- DATA RECORDS:
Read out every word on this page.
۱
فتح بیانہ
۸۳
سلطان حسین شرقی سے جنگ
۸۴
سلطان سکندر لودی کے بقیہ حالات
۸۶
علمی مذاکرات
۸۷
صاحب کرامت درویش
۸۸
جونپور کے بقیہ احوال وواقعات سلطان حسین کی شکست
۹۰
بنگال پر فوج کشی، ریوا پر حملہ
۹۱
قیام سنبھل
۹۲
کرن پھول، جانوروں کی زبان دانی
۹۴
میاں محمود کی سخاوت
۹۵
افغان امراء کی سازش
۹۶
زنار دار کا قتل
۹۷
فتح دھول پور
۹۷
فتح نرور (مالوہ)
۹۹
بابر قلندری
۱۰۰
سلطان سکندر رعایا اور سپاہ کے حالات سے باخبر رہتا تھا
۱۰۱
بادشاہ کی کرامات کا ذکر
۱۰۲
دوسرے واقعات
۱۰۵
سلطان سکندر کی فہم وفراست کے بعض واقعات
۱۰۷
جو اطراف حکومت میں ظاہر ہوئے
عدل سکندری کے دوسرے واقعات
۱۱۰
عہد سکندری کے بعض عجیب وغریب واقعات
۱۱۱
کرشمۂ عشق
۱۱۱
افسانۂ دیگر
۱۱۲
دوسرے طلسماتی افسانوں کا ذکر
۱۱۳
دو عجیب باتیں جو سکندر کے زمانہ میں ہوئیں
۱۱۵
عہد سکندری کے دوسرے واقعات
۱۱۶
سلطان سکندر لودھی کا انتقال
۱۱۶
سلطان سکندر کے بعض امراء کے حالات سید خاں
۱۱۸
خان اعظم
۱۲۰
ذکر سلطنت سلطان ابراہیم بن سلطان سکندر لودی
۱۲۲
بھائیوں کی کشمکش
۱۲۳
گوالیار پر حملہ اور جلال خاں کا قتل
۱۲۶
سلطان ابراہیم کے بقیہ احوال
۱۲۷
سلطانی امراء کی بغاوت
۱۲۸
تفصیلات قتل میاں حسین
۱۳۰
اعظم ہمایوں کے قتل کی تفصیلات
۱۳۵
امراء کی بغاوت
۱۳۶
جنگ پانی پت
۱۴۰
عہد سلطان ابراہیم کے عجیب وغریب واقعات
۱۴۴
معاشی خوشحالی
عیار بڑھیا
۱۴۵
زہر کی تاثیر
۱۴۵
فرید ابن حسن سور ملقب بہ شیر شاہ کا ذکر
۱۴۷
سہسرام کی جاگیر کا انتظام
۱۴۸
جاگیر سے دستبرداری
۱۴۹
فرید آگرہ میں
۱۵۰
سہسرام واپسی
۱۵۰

- GOAL: Pull out all lines from the entries above that include the word "حالات".

- RESULT OF THE EXERCISE:
سلطان سکندر لودی کے بقیہ حالات
سلطان سکندر رعایا اور سپاہ کے حالات سے باخبر رہتا تھا
سلطان سکندر کے بعض امراء کے حالات سید خاں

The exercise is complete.